_What you need to do_
Go through the entries below and tally the lines containing the string "labels"; report only the tally.

_Given data_
....

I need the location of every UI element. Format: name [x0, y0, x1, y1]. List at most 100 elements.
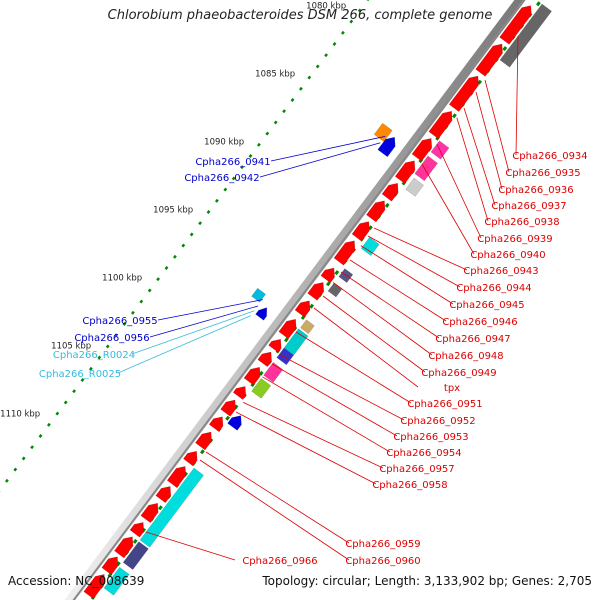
cds-feature: [428, 110, 453, 140]
inner-tick: [258, 370, 264, 376]
leader-line: [332, 282, 433, 356]
leader-line: [271, 363, 398, 437]
leader-line: [456, 117, 489, 222]
outer-tick: [215, 198, 219, 203]
outer-tick: [5, 478, 9, 483]
cds-feature: [278, 318, 297, 340]
outer-tick: [282, 109, 287, 114]
gene-label-right: Cpha266_0939: [477, 234, 552, 245]
gene-grey-block: [499, 3, 552, 68]
gene-label-right: Cpha266_0952: [400, 416, 475, 427]
leader-line: [484, 79, 510, 173]
gene-orange-block: [373, 122, 393, 142]
inner-tick: [158, 505, 163, 511]
gene-label-left: Cpha266_0956: [74, 333, 149, 344]
gene-blue-arrow: [255, 307, 268, 321]
gene-label-right: Cpha266_0946: [442, 317, 517, 328]
gene-green-block: [251, 378, 272, 399]
scale-label: 1095 kbp: [153, 205, 193, 215]
leader-line: [349, 259, 447, 322]
leader-line: [279, 354, 405, 421]
cds-feature: [195, 431, 212, 451]
outer-tick: [307, 75, 312, 80]
outer-tick: [63, 400, 68, 405]
cds-feature: [475, 43, 503, 77]
leader-line: [117, 315, 251, 374]
leader-line: [322, 295, 426, 373]
leader-line: [295, 331, 412, 404]
cds-feature: [166, 466, 187, 488]
right-gene-labels: Cpha266_0934 Cpha266_0935 Cpha266_0936 Cpha…: [242, 151, 587, 567]
gene-blue-block: [276, 347, 294, 366]
cds-feature: [333, 240, 356, 266]
gene-label-right: Cpha266_0934: [512, 151, 587, 162]
outer-tick: [273, 120, 278, 125]
gene-cyan-block: [103, 566, 130, 596]
outer-tick: [114, 333, 118, 338]
outer-tick: [223, 187, 228, 192]
leader-line: [367, 235, 461, 288]
gene-label-right: Cpha266_0954: [386, 448, 461, 459]
outer-tick: [30, 445, 34, 450]
outer-tick: [265, 131, 270, 136]
inner-tick: [452, 113, 457, 119]
leader-line: [199, 459, 350, 561]
leader-line: [262, 376, 391, 453]
leader-line: [313, 307, 419, 388]
gene-label-right: Cpha266_0947: [435, 334, 510, 345]
gene-label-right: Cpha266_0957: [379, 464, 454, 475]
scale-label: 1080 kbp: [306, 1, 346, 11]
outer-tick: [206, 210, 211, 214]
gene-label-right: Cpha266_0966: [242, 556, 317, 567]
gene-label-right: Cpha266_0936: [498, 185, 573, 196]
outer-tick: [55, 411, 60, 416]
leader-line: [131, 310, 255, 355]
gene-label-left: Cpha266_R0025: [39, 369, 121, 380]
map-title: Chlorobium phaeobacteroides DSM 266, com…: [107, 8, 493, 23]
genome-backbone: [64, 0, 526, 600]
outer-tick: [147, 288, 152, 293]
scale-label: 1110 kbp: [0, 409, 40, 419]
inner-tick: [326, 281, 331, 287]
outer-tick: [256, 142, 261, 147]
gene-label-left: Cpha266_0941: [195, 157, 270, 168]
gene-magenta-block: [414, 155, 438, 182]
outer-tick: [349, 19, 354, 24]
cds-feature: [366, 200, 386, 223]
left-gene-labels: Cpha266_0941 Cpha266_0942 Cpha266_0955 Cpha…: [39, 157, 271, 380]
outer-tick: [21, 456, 26, 461]
leader-line: [340, 271, 440, 339]
cds-feature: [155, 486, 172, 504]
cds-feature: [83, 574, 106, 600]
gene-grey-block: [327, 282, 343, 298]
cds-feature: [268, 338, 282, 353]
gene-label-right: Cpha266_0953: [393, 432, 468, 443]
gene-label-right: tpx: [444, 383, 460, 394]
gene-label-right: Cpha266_0938: [484, 217, 559, 228]
leader-line: [243, 402, 384, 469]
outer-tick: [97, 355, 102, 360]
outer-tick: [38, 434, 43, 438]
gene-label-right: Cpha266_0958: [372, 480, 447, 491]
cds-feature: [183, 450, 198, 467]
genome-summary-text: Topology: circular; Length: 3,133,902 bp…: [262, 574, 592, 588]
inner-tick: [368, 225, 373, 231]
cds-feature: [411, 138, 433, 162]
scale-label: 1090 kbp: [204, 137, 244, 147]
outer-tick: [198, 221, 202, 226]
gene-label-right: Cpha266_0937: [491, 201, 566, 212]
outer-tick: [340, 30, 345, 35]
outer-tick: [164, 266, 169, 270]
gene-label-right: Cpha266_0945: [449, 300, 524, 311]
outer-tick: [189, 232, 194, 237]
cds-feature: [101, 556, 119, 576]
outer-tick: [47, 422, 51, 427]
cds-feature: [243, 366, 261, 386]
cds-feature: [257, 351, 272, 368]
cds-feature: [294, 300, 311, 318]
gene-label-left: Cpha266_R0024: [53, 350, 135, 361]
scale-label: 1105 kbp: [51, 341, 91, 351]
outer-tick: [357, 8, 362, 13]
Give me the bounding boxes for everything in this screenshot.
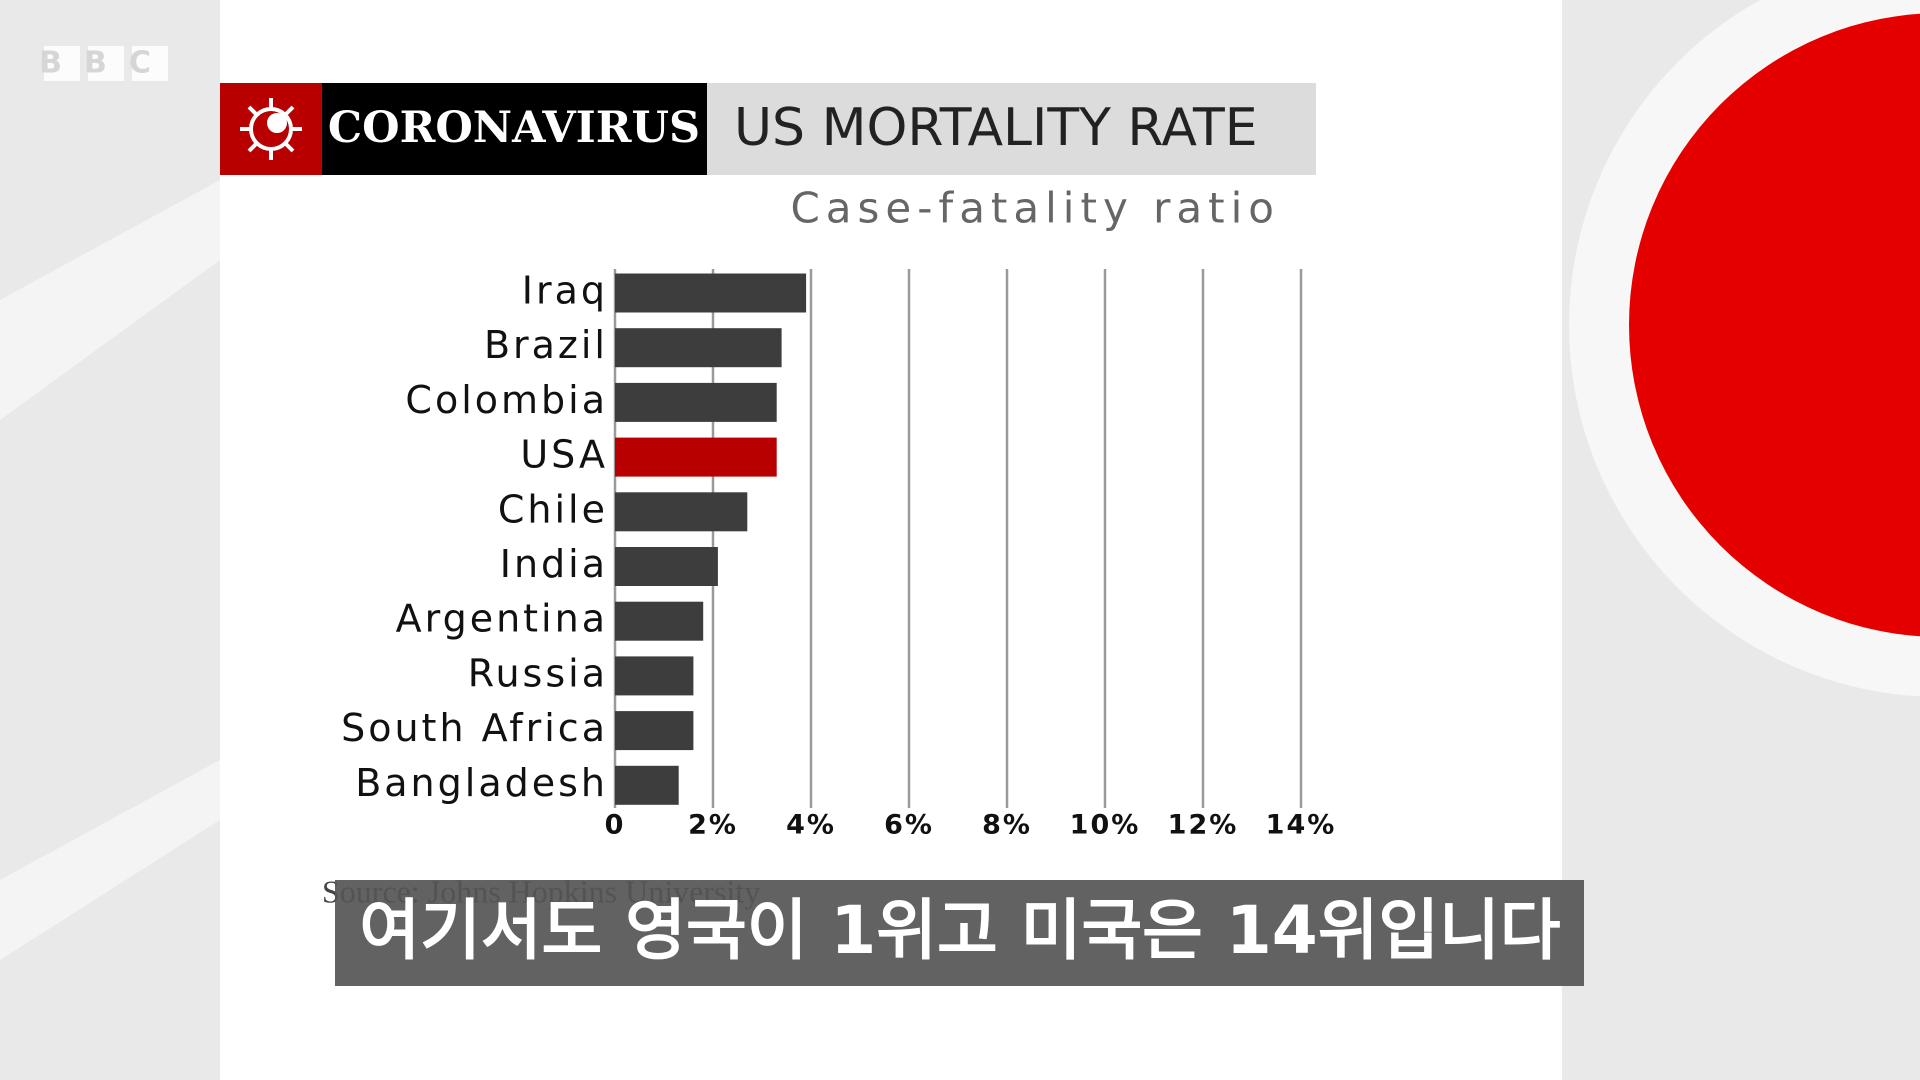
bar bbox=[615, 382, 777, 422]
title-box bbox=[707, 83, 1316, 175]
y-tick-label: Chile bbox=[498, 487, 608, 531]
x-tick-label: 12% bbox=[1168, 810, 1239, 841]
bar bbox=[615, 328, 782, 368]
chart-title: US MORTALITY RATE bbox=[734, 98, 1258, 158]
y-tick-label: India bbox=[500, 542, 608, 586]
x-tick-label: 6% bbox=[884, 810, 934, 841]
y-tick-label: Bangladesh bbox=[355, 761, 608, 805]
x-tick-label: 10% bbox=[1070, 810, 1141, 841]
y-tick-label: South Africa bbox=[341, 706, 608, 750]
background-stripe bbox=[0, 180, 220, 420]
x-tick-label: 14% bbox=[1266, 810, 1337, 841]
brand: BBC bbox=[39, 46, 173, 81]
x-tick-label: 0 bbox=[605, 810, 626, 841]
chart-subtitle: Case-fatality ratio bbox=[790, 184, 1280, 233]
badge: CORONAVIRUS bbox=[328, 103, 700, 153]
y-tick-label: Iraq bbox=[522, 269, 608, 313]
bar bbox=[615, 273, 807, 313]
bar bbox=[615, 601, 704, 641]
plot: 0 2% 4% 6% 8% 10% 12% 14% Iraq Brazil Colombia USA C… bbox=[341, 269, 1337, 841]
y-tick-label: Brazil bbox=[484, 323, 608, 367]
background-stripe bbox=[0, 760, 220, 960]
y-tick-label: Argentina bbox=[396, 597, 608, 641]
bar bbox=[615, 765, 679, 805]
bar bbox=[615, 711, 694, 751]
bar bbox=[615, 437, 777, 477]
x-tick-label: 8% bbox=[982, 810, 1032, 841]
bar bbox=[615, 492, 748, 532]
badge-box bbox=[322, 83, 707, 175]
y-tick-label: Russia bbox=[468, 651, 608, 695]
red-disc bbox=[1629, 13, 1920, 637]
y-tick-label: Colombia bbox=[405, 378, 608, 422]
y-tick-label: USA bbox=[520, 433, 608, 477]
bbc-logo bbox=[44, 46, 168, 81]
caption: 여기서도 영국이 1위고 미국은 14위입니다 bbox=[359, 892, 1560, 969]
bar bbox=[615, 656, 694, 696]
x-tick-label: 2% bbox=[688, 810, 738, 841]
x-tick-label: 4% bbox=[786, 810, 836, 841]
caption-box bbox=[335, 880, 1584, 986]
bar bbox=[615, 547, 718, 586]
virus-icon bbox=[240, 98, 302, 160]
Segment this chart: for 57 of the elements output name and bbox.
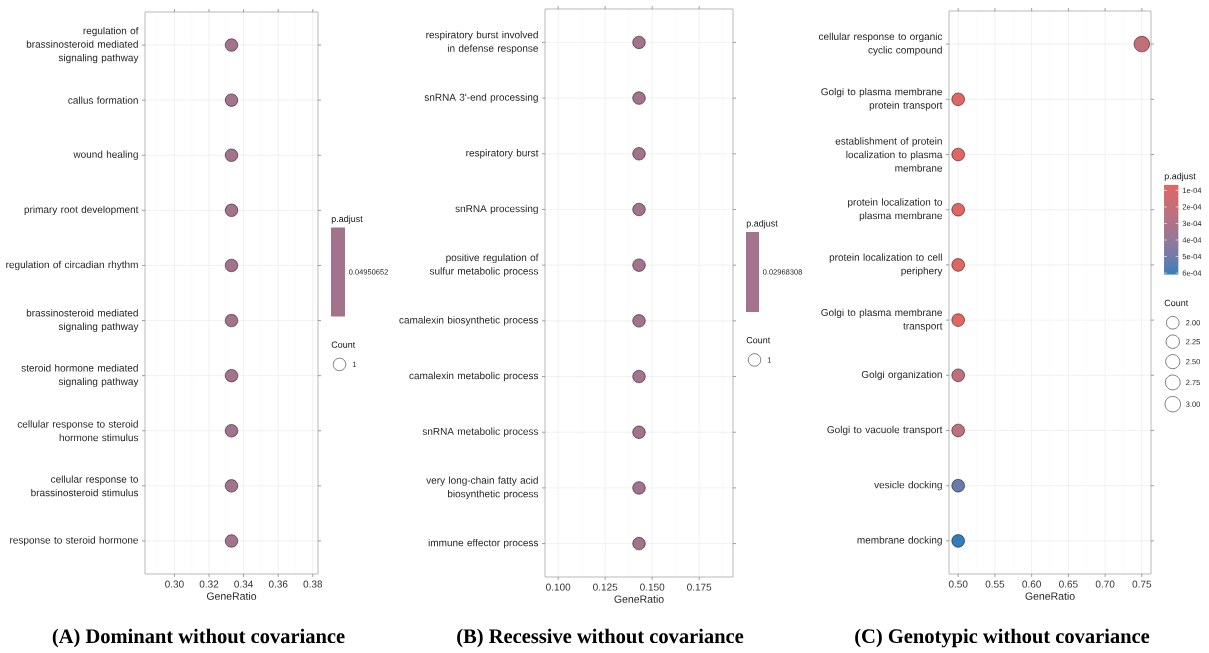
x-tick-label: 0.30	[165, 580, 184, 588]
y-tick-label: response to steroid hormone	[10, 536, 138, 546]
color-bar-title: p.adjust	[746, 219, 778, 229]
y-tick-label: snRNA metabolic process	[422, 427, 539, 437]
x-tick-label: 0.50	[948, 580, 968, 588]
x-tick-label: 0.36	[268, 580, 288, 588]
y-tick-label: camalexin biosynthetic process	[399, 316, 539, 326]
y-tick-label: primary root development	[24, 205, 139, 216]
text: (A) Dominant without covariance	[52, 628, 345, 648]
legend-title: Count	[746, 336, 771, 344]
y-tick-label: Golgi to plasma membrane protein transport	[821, 87, 943, 111]
y-tick-label: camalexin metabolic process	[409, 371, 539, 382]
y-tick-label: regulation of circadian rhythm	[6, 260, 138, 271]
x-tick-label: 0.65	[1059, 580, 1078, 588]
y-tick-label: steroid hormone mediated signaling pathway	[21, 364, 139, 388]
x-tick-label: 0.55	[985, 580, 1005, 588]
x-tick-label: 0.34	[234, 580, 254, 588]
x-tick-label: 0.100	[546, 583, 571, 591]
text: (B) Recessive without covariance	[457, 628, 744, 648]
y-tick-label: cellular response to brassinosteroid stimulus	[31, 475, 139, 497]
color-bar-title: p.adjust	[331, 215, 363, 224]
legend-title: Count	[1164, 299, 1189, 307]
x-axis-title: GeneRatio	[614, 595, 664, 603]
legend-title: Count	[331, 341, 356, 348]
y-tick-label: very long-chain fatty acid biosynthetic process	[426, 476, 539, 500]
y-tick-label: cellular response to organic cyclic compound	[818, 32, 943, 56]
x-tick-label: 0.150	[640, 583, 665, 591]
x-tick-label: 0.175	[687, 583, 712, 591]
y-tick-label: snRNA processing	[455, 204, 538, 215]
x-axis-title: GeneRatio	[206, 592, 257, 600]
x-axis-title: GeneRatio	[1025, 592, 1075, 600]
y-tick-label: positive regulation of sulfur metabolic process	[429, 253, 539, 277]
y-tick-label: brassinosteroid mediated signaling pathway	[26, 309, 139, 332]
y-tick-label: protein localization to cell periphery	[829, 253, 943, 277]
y-tick-label: membrane docking	[857, 536, 942, 546]
y-tick-label: immune effector process	[428, 538, 539, 549]
x-tick-label: 0.60	[1022, 580, 1041, 588]
y-tick-label: cellular response to steroid hormone stimulus	[17, 420, 139, 442]
y-tick-label: wound healing	[73, 150, 138, 160]
y-tick-label: respiratory burst	[466, 149, 539, 159]
x-tick-label: 0.125	[593, 583, 618, 591]
text: (C) Genotypic without covariance	[855, 628, 1150, 648]
y-tick-label: Golgi to plasma membrane transport	[821, 308, 943, 332]
y-tick-label: Golgi to vacuole transport	[827, 425, 943, 436]
x-tick-label: 0.38	[303, 580, 323, 588]
y-tick-label: callus formation	[68, 96, 138, 104]
x-tick-label: 0.70	[1095, 580, 1115, 588]
y-tick-label: respiratory burst involved in defense response	[426, 31, 538, 54]
y-tick-label: Golgi organization	[861, 370, 942, 380]
y-tick-label: vesicle docking	[874, 481, 942, 491]
y-tick-label: snRNA 3'-end processing	[424, 93, 538, 103]
y-tick-label: protein localization to plasma membrane	[848, 198, 943, 222]
y-tick-label: establishment of protein localization to plasma membrane	[835, 137, 943, 172]
x-tick-label: 0.75	[1132, 580, 1152, 588]
x-tick-label: 0.32	[199, 580, 219, 588]
y-tick-label: regulation of brassinosteroid mediated signaling pathway	[26, 26, 139, 64]
color-bar-title: p.adjust	[1164, 172, 1196, 182]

....

_Your solution_
2